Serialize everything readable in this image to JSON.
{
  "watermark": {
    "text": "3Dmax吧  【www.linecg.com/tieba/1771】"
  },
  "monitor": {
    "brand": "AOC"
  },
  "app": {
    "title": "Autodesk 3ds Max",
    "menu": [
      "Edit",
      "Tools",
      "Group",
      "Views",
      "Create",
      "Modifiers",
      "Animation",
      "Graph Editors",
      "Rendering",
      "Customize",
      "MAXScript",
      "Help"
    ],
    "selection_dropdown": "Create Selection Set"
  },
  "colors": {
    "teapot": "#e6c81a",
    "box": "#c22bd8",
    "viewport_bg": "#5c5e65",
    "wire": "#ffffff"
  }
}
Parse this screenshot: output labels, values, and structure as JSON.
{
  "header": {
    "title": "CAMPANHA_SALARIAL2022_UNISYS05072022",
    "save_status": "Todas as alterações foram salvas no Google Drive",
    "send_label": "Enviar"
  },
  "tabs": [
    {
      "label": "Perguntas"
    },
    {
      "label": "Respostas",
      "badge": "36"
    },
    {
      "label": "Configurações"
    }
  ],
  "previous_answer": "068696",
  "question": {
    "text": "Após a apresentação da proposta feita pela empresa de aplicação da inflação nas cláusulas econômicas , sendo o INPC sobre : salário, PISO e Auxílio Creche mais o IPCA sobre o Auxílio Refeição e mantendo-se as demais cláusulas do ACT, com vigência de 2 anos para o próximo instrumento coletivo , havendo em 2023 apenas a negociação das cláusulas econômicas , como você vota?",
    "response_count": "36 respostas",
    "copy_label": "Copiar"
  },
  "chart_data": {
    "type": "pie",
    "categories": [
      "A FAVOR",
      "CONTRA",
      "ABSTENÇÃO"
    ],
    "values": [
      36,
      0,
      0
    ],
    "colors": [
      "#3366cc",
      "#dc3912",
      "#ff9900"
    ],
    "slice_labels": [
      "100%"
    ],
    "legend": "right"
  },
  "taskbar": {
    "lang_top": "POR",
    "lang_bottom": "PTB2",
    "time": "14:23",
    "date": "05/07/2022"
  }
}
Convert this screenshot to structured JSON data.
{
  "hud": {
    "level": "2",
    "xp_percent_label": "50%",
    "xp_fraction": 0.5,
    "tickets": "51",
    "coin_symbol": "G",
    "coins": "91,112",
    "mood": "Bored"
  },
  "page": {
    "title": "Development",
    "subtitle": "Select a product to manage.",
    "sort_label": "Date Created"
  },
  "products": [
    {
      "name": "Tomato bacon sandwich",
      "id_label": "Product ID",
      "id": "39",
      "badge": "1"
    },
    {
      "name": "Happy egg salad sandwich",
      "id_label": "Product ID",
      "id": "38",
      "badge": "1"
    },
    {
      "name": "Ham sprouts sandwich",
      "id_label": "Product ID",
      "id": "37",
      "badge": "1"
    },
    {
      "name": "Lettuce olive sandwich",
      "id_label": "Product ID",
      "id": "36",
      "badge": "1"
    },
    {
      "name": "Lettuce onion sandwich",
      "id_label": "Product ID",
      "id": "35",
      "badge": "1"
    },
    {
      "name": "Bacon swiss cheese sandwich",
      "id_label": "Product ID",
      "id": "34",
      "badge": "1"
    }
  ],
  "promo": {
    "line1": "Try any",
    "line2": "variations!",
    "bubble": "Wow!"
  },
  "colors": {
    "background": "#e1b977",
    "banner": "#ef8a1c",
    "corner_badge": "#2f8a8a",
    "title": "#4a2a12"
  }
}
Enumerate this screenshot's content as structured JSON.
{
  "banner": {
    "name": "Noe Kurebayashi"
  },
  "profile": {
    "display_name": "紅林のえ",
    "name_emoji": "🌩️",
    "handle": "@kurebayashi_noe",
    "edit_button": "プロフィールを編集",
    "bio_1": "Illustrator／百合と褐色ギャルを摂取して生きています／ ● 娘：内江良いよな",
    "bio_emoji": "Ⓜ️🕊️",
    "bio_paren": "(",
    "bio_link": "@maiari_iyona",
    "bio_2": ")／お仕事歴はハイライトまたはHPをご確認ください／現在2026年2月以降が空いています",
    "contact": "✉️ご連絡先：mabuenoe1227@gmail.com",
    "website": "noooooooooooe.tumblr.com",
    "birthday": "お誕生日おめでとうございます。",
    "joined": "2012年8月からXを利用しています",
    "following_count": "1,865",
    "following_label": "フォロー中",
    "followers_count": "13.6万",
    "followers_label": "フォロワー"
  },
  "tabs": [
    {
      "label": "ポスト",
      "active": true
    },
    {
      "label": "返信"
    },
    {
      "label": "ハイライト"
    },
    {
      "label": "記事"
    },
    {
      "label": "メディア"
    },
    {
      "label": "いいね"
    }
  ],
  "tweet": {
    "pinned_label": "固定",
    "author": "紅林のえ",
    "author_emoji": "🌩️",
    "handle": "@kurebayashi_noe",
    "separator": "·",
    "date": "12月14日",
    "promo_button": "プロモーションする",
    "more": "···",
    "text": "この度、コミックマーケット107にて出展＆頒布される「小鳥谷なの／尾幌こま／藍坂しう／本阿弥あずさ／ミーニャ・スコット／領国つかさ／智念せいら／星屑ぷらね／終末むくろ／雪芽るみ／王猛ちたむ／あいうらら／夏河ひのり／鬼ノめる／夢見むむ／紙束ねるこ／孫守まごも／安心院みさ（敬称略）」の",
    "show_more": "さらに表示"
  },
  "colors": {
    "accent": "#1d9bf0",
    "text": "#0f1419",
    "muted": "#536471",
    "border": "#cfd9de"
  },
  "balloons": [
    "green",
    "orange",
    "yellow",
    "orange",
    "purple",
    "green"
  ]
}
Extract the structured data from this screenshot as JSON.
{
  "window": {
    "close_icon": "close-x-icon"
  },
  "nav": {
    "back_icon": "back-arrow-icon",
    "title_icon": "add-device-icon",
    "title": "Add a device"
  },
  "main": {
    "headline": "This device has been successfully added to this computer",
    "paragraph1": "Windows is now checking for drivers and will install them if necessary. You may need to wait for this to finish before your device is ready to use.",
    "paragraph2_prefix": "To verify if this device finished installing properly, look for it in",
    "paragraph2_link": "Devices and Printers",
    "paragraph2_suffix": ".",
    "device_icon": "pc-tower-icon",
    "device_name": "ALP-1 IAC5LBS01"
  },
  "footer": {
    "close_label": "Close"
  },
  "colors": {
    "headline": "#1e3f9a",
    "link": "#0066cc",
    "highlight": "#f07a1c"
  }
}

(Stated problem) From the records, copy every line that has the string "Lettuce" in it.

(Written answer)
      "name": "Lettuce olive sandwich",
      "name": "Lettuce onion sandwich",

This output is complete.